== Exercise directions ==
Retype the material word for word.

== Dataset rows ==
———
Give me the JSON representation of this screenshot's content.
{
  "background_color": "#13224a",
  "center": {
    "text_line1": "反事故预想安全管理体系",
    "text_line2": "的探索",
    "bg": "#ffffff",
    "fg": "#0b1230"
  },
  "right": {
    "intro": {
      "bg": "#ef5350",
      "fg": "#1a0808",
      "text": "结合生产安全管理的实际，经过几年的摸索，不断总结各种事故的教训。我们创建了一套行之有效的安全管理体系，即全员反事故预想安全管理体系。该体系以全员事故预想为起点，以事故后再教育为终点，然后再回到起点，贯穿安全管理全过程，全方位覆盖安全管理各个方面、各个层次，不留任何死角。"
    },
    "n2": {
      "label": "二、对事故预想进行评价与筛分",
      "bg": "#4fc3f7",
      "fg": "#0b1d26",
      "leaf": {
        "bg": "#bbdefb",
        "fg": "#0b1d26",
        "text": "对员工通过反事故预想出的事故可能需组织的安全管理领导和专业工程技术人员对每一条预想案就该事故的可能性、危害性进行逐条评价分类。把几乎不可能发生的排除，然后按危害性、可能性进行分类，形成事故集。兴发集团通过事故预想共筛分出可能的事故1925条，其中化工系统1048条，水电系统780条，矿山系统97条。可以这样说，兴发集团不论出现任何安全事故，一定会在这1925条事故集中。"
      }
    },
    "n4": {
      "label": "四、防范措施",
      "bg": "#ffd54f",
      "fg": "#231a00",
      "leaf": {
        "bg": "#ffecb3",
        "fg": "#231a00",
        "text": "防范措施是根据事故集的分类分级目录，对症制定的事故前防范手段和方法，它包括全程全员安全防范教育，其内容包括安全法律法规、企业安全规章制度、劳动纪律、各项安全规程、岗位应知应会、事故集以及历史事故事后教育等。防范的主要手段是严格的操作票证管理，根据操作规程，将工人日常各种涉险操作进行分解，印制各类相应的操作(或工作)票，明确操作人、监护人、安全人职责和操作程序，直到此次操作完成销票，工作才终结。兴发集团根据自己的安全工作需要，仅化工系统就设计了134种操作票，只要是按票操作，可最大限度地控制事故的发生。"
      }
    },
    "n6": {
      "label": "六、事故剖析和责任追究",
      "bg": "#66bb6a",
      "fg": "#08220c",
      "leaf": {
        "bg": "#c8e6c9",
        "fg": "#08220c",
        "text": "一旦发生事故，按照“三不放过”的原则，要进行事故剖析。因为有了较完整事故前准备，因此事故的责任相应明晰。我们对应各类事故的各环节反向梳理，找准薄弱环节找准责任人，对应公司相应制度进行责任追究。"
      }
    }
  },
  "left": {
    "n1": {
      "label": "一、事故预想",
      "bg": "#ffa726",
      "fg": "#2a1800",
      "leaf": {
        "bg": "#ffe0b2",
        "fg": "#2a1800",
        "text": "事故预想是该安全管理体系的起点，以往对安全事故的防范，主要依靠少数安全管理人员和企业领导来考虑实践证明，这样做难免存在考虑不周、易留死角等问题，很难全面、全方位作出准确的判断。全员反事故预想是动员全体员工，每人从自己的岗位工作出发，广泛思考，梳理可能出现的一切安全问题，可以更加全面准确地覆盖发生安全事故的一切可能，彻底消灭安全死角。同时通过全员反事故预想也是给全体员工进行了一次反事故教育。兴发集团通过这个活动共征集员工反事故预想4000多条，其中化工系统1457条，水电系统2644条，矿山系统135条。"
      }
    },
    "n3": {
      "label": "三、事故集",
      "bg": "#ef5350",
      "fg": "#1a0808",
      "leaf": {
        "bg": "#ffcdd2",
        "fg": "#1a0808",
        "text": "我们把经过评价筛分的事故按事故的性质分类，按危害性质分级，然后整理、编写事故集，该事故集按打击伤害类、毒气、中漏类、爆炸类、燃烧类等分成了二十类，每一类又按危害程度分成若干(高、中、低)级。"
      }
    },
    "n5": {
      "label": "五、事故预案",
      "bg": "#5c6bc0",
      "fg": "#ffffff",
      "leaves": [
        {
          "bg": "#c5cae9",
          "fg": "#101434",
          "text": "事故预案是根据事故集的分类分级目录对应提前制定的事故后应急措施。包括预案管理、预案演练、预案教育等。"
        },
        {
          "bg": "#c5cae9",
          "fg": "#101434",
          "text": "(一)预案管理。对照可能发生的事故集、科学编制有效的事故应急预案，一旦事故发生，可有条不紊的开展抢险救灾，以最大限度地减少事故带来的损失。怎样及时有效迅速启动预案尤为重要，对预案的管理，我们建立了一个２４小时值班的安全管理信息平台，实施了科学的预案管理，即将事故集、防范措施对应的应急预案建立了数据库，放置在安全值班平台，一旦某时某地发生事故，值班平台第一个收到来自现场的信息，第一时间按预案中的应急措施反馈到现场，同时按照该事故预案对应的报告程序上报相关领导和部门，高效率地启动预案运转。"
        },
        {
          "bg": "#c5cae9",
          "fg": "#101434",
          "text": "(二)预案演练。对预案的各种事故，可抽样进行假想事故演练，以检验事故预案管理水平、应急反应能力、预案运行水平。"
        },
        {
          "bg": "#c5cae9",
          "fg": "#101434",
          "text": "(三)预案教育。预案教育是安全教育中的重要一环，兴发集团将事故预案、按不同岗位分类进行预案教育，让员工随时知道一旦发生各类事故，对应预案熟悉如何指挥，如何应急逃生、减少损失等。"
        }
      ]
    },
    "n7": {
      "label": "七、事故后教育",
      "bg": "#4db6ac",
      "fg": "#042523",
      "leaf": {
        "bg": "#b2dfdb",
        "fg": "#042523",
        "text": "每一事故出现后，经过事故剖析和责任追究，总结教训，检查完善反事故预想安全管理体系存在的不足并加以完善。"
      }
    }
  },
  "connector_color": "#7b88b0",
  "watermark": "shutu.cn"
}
———
== Finished exercise ==
Give me the JSON representation of this screenshot's content.
{
  "background_color": "#13224a",
  "center": {
    "text_line1": "反事故预想安全管理体系",
    "text_line2": "的探索",
    "bg": "#ffffff",
    "fg": "#0b1230"
  },
  "right": {
    "intro": {
      "bg": "#ef5350",
      "fg": "#1a0808",
      "text": "结合生产安全管理的实际，经过几年的摸索，不断总结各种事故的教训。我们创建了一套行之有效的安全管理体系，即全员反事故预想安全管理体系。该体系以全员事故预想为起点，以事故后再教育为终点，然后再回到起点，贯穿安全管理全过程，全方位覆盖安全管理各个方面、各个层次，不留任何死角。"
    },
    "n2": {
      "label": "二、对事故预想进行评价与筛分",
      "bg": "#4fc3f7",
      "fg": "#0b1d26",
      "leaf": {
        "bg": "#bbdefb",
        "fg": "#0b1d26",
        "text": "对员工通过反事故预想出的事故可能需组织的安全管理领导和专业工程技术人员对每一条预想案就该事故的可能性、危害性进行逐条评价分类。把几乎不可能发生的排除，然后按危害性、可能性进行分类，形成事故集。兴发集团通过事故预想共筛分出可能的事故1925条，其中化工系统1048条，水电系统780条，矿山系统97条。可以这样说，兴发集团不论出现任何安全事故，一定会在这1925条事故集中。"
      }
    },
    "n4": {
      "label": "四、防范措施",
      "bg": "#ffd54f",
      "fg": "#231a00",
      "leaf": {
        "bg": "#ffecb3",
        "fg": "#231a00",
        "text": "防范措施是根据事故集的分类分级目录，对症制定的事故前防范手段和方法，它包括全程全员安全防范教育，其内容包括安全法律法规、企业安全规章制度、劳动纪律、各项安全规程、岗位应知应会、事故集以及历史事故事后教育等。防范的主要手段是严格的操作票证管理，根据操作规程，将工人日常各种涉险操作进行分解，印制各类相应的操作(或工作)票，明确操作人、监护人、安全人职责和操作程序，直到此次操作完成销票，工作才终结。兴发集团根据自己的安全工作需要，仅化工系统就设计了134种操作票，只要是按票操作，可最大限度地控制事故的发生。"
      }
    },
    "n6": {
      "label": "六、事故剖析和责任追究",
      "bg": "#66bb6a",
      "fg": "#08220c",
      "leaf": {
        "bg": "#c8e6c9",
        "fg": "#08220c",
        "text": "一旦发生事故，按照“三不放过”的原则，要进行事故剖析。因为有了较完整事故前准备，因此事故的责任相应明晰。我们对应各类事故的各环节反向梳理，找准薄弱环节找准责任人，对应公司相应制度进行责任追究。"
      }
    }
  },
  "left": {
    "n1": {
      "label": "一、事故预想",
      "bg": "#ffa726",
      "fg": "#2a1800",
      "leaf": {
        "bg": "#ffe0b2",
        "fg": "#2a1800",
        "text": "事故预想是该安全管理体系的起点，以往对安全事故的防范，主要依靠少数安全管理人员和企业领导来考虑实践证明，这样做难免存在考虑不周、易留死角等问题，很难全面、全方位作出准确的判断。全员反事故预想是动员全体员工，每人从自己的岗位工作出发，广泛思考，梳理可能出现的一切安全问题，可以更加全面准确地覆盖发生安全事故的一切可能，彻底消灭安全死角。同时通过全员反事故预想也是给全体员工进行了一次反事故教育。兴发集团通过这个活动共征集员工反事故预想4000多条，其中化工系统1457条，水电系统2644条，矿山系统135条。"
      }
    },
    "n3": {
      "label": "三、事故集",
      "bg": "#ef5350",
      "fg": "#1a0808",
      "leaf": {
        "bg": "#ffcdd2",
        "fg": "#1a0808",
        "text": "我们把经过评价筛分的事故按事故的性质分类，按危害性质分级，然后整理、编写事故集，该事故集按打击伤害类、毒气、中漏类、爆炸类、燃烧类等分成了二十类，每一类又按危害程度分成若干(高、中、低)级。"
      }
    },
    "n5": {
      "label": "五、事故预案",
      "bg": "#5c6bc0",
      "fg": "#ffffff",
      "leaves": [
        {
          "bg": "#c5cae9",
          "fg": "#101434",
          "text": "事故预案是根据事故集的分类分级目录对应提前制定的事故后应急措施。包括预案管理、预案演练、预案教育等。"
        },
        {
          "bg": "#c5cae9",
          "fg": "#101434",
          "text": "(一)预案管理。对照可能发生的事故集、科学编制有效的事故应急预案，一旦事故发生，可有条不紊的开展抢险救灾，以最大限度地减少事故带来的损失。怎样及时有效迅速启动预案尤为重要，对预案的管理，我们建立了一个２４小时值班的安全管理信息平台，实施了科学的预案管理，即将事故集、防范措施对应的应急预案建立了数据库，放置在安全值班平台，一旦某时某地发生事故，值班平台第一个收到来自现场的信息，第一时间按预案中的应急措施反馈到现场，同时按照该事故预案对应的报告程序上报相关领导和部门，高效率地启动预案运转。"
        },
        {
          "bg": "#c5cae9",
          "fg": "#101434",
          "text": "(二)预案演练。对预案的各种事故，可抽样进行假想事故演练，以检验事故预案管理水平、应急反应能力、预案运行水平。"
        },
        {
          "bg": "#c5cae9",
          "fg": "#101434",
          "text": "(三)预案教育。预案教育是安全教育中的重要一环，兴发集团将事故预案、按不同岗位分类进行预案教育，让员工随时知道一旦发生各类事故，对应预案熟悉如何指挥，如何应急逃生、减少损失等。"
        }
      ]
    },
    "n7": {
      "label": "七、事故后教育",
      "bg": "#4db6ac",
      "fg": "#042523",
      "leaf": {
        "bg": "#b2dfdb",
        "fg": "#042523",
        "text": "每一事故出现后，经过事故剖析和责任追究，总结教训，检查完善反事故预想安全管理体系存在的不足并加以完善。"
      }
    }
  },
  "connector_color": "#7b88b0",
  "watermark": "shutu.cn"
}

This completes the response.